Collection entries
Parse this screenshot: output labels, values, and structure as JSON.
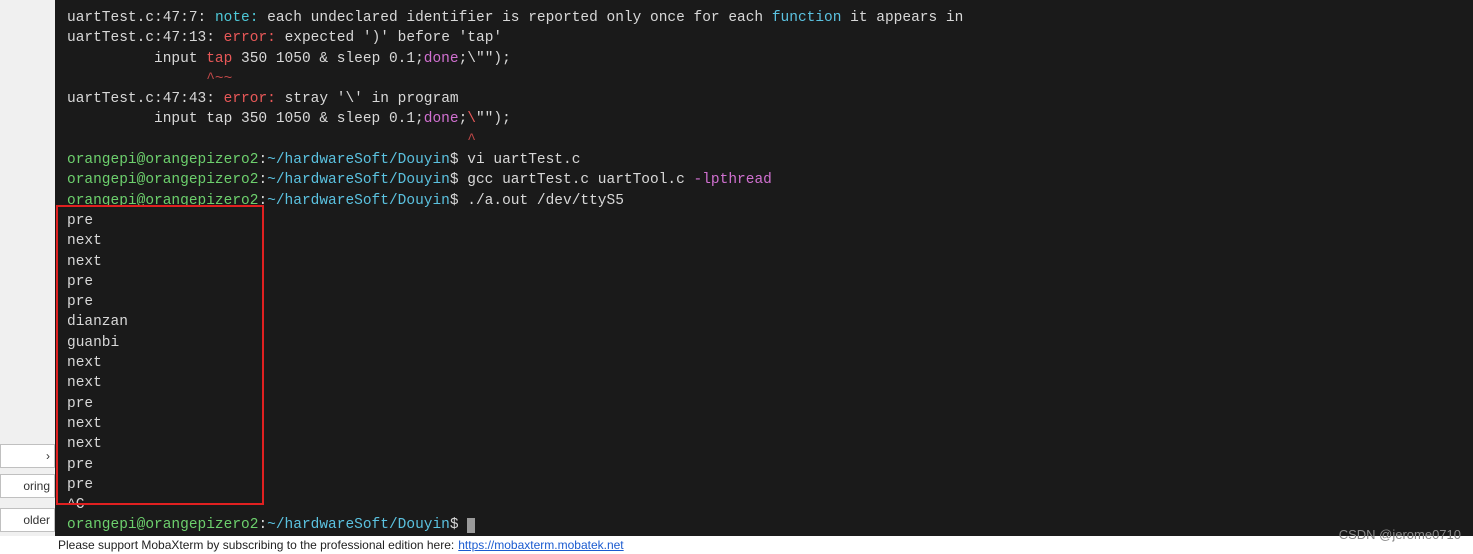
{
  "terminal": {
    "compiler_lines": [
      {
        "segments": [
          {
            "cls": "c-white",
            "text": "uartTest.c:47:7: "
          },
          {
            "cls": "c-cyan",
            "text": "note: "
          },
          {
            "cls": "c-white",
            "text": "each undeclared identifier is reported only once for each "
          },
          {
            "cls": "c-brightblue",
            "text": "function"
          },
          {
            "cls": "c-white",
            "text": " it appears in"
          }
        ]
      },
      {
        "segments": [
          {
            "cls": "c-white",
            "text": "uartTest.c:47:13: "
          },
          {
            "cls": "c-red",
            "text": "error: "
          },
          {
            "cls": "c-white",
            "text": "expected ')' before 'tap'"
          }
        ]
      },
      {
        "segments": [
          {
            "cls": "c-white",
            "text": "          input "
          },
          {
            "cls": "c-red",
            "text": "tap"
          },
          {
            "cls": "c-white",
            "text": " 350 1050 & sleep 0.1;"
          },
          {
            "cls": "c-magenta",
            "text": "done"
          },
          {
            "cls": "c-white",
            "text": ";\\\"\");"
          }
        ]
      },
      {
        "segments": [
          {
            "cls": "c-darkred",
            "text": "                ^~~"
          }
        ]
      },
      {
        "segments": [
          {
            "cls": "c-white",
            "text": "uartTest.c:47:43: "
          },
          {
            "cls": "c-red",
            "text": "error: "
          },
          {
            "cls": "c-white",
            "text": "stray '\\' in program"
          }
        ]
      },
      {
        "segments": [
          {
            "cls": "c-white",
            "text": "          input tap 350 1050 & sleep 0.1;"
          },
          {
            "cls": "c-magenta",
            "text": "done"
          },
          {
            "cls": "c-white",
            "text": ";"
          },
          {
            "cls": "c-red",
            "text": "\\"
          },
          {
            "cls": "c-white",
            "text": "\"\");"
          }
        ]
      },
      {
        "segments": [
          {
            "cls": "c-darkred",
            "text": "                                              ^"
          }
        ]
      }
    ],
    "prompt_lines": [
      {
        "user": "orangepi@orangepizero2",
        "path": "~/hardwareSoft/Douyin",
        "cmd_segments": [
          {
            "cls": "c-white",
            "text": "vi uartTest.c"
          }
        ]
      },
      {
        "user": "orangepi@orangepizero2",
        "path": "~/hardwareSoft/Douyin",
        "cmd_segments": [
          {
            "cls": "c-white",
            "text": "gcc uartTest.c uartTool.c "
          },
          {
            "cls": "c-magenta",
            "text": "-lpthread"
          }
        ]
      },
      {
        "user": "orangepi@orangepizero2",
        "path": "~/hardwareSoft/Douyin",
        "cmd_segments": [
          {
            "cls": "c-white",
            "text": "./a.out /dev/ttyS5"
          }
        ]
      }
    ],
    "output_lines": [
      "pre",
      "next",
      "next",
      "pre",
      "pre",
      "dianzan",
      "guanbi",
      "next",
      "next",
      "pre",
      "next",
      "next",
      "pre",
      "pre",
      "^C"
    ],
    "final_prompt": {
      "user": "orangepi@orangepizero2",
      "path": "~/hardwareSoft/Douyin"
    }
  },
  "left_panel": {
    "chevron": "›",
    "btn1": "oring",
    "btn2": "older"
  },
  "bottom": {
    "text_prefix": "Please support MobaXterm by subscribing to the professional edition here: ",
    "link": "https://mobaxterm.mobatek.net"
  },
  "watermark": "CSDN @jerome0710"
}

AIM
Every line above should be repeated exactly; pictures stay out of the copy.

OUTPUT OF THE TASK
Parse this screenshot: output labels, values, and structure as JSON.
{
  "terminal": {
    "compiler_lines": [
      {
        "segments": [
          {
            "cls": "c-white",
            "text": "uartTest.c:47:7: "
          },
          {
            "cls": "c-cyan",
            "text": "note: "
          },
          {
            "cls": "c-white",
            "text": "each undeclared identifier is reported only once for each "
          },
          {
            "cls": "c-brightblue",
            "text": "function"
          },
          {
            "cls": "c-white",
            "text": " it appears in"
          }
        ]
      },
      {
        "segments": [
          {
            "cls": "c-white",
            "text": "uartTest.c:47:13: "
          },
          {
            "cls": "c-red",
            "text": "error: "
          },
          {
            "cls": "c-white",
            "text": "expected ')' before 'tap'"
          }
        ]
      },
      {
        "segments": [
          {
            "cls": "c-white",
            "text": "          input "
          },
          {
            "cls": "c-red",
            "text": "tap"
          },
          {
            "cls": "c-white",
            "text": " 350 1050 & sleep 0.1;"
          },
          {
            "cls": "c-magenta",
            "text": "done"
          },
          {
            "cls": "c-white",
            "text": ";\\\"\");"
          }
        ]
      },
      {
        "segments": [
          {
            "cls": "c-darkred",
            "text": "                ^~~"
          }
        ]
      },
      {
        "segments": [
          {
            "cls": "c-white",
            "text": "uartTest.c:47:43: "
          },
          {
            "cls": "c-red",
            "text": "error: "
          },
          {
            "cls": "c-white",
            "text": "stray '\\' in program"
          }
        ]
      },
      {
        "segments": [
          {
            "cls": "c-white",
            "text": "          input tap 350 1050 & sleep 0.1;"
          },
          {
            "cls": "c-magenta",
            "text": "done"
          },
          {
            "cls": "c-white",
            "text": ";"
          },
          {
            "cls": "c-red",
            "text": "\\"
          },
          {
            "cls": "c-white",
            "text": "\"\");"
          }
        ]
      },
      {
        "segments": [
          {
            "cls": "c-darkred",
            "text": "                                              ^"
          }
        ]
      }
    ],
    "prompt_lines": [
      {
        "user": "orangepi@orangepizero2",
        "path": "~/hardwareSoft/Douyin",
        "cmd_segments": [
          {
            "cls": "c-white",
            "text": "vi uartTest.c"
          }
        ]
      },
      {
        "user": "orangepi@orangepizero2",
        "path": "~/hardwareSoft/Douyin",
        "cmd_segments": [
          {
            "cls": "c-white",
            "text": "gcc uartTest.c uartTool.c "
          },
          {
            "cls": "c-magenta",
            "text": "-lpthread"
          }
        ]
      },
      {
        "user": "orangepi@orangepizero2",
        "path": "~/hardwareSoft/Douyin",
        "cmd_segments": [
          {
            "cls": "c-white",
            "text": "./a.out /dev/ttyS5"
          }
        ]
      }
    ],
    "output_lines": [
      "pre",
      "next",
      "next",
      "pre",
      "pre",
      "dianzan",
      "guanbi",
      "next",
      "next",
      "pre",
      "next",
      "next",
      "pre",
      "pre",
      "^C"
    ],
    "final_prompt": {
      "user": "orangepi@orangepizero2",
      "path": "~/hardwareSoft/Douyin"
    }
  },
  "left_panel": {
    "chevron": "›",
    "btn1": "oring",
    "btn2": "older"
  },
  "bottom": {
    "text_prefix": "Please support MobaXterm by subscribing to the professional edition here: ",
    "link": "https://mobaxterm.mobatek.net"
  },
  "watermark": "CSDN @jerome0710"
}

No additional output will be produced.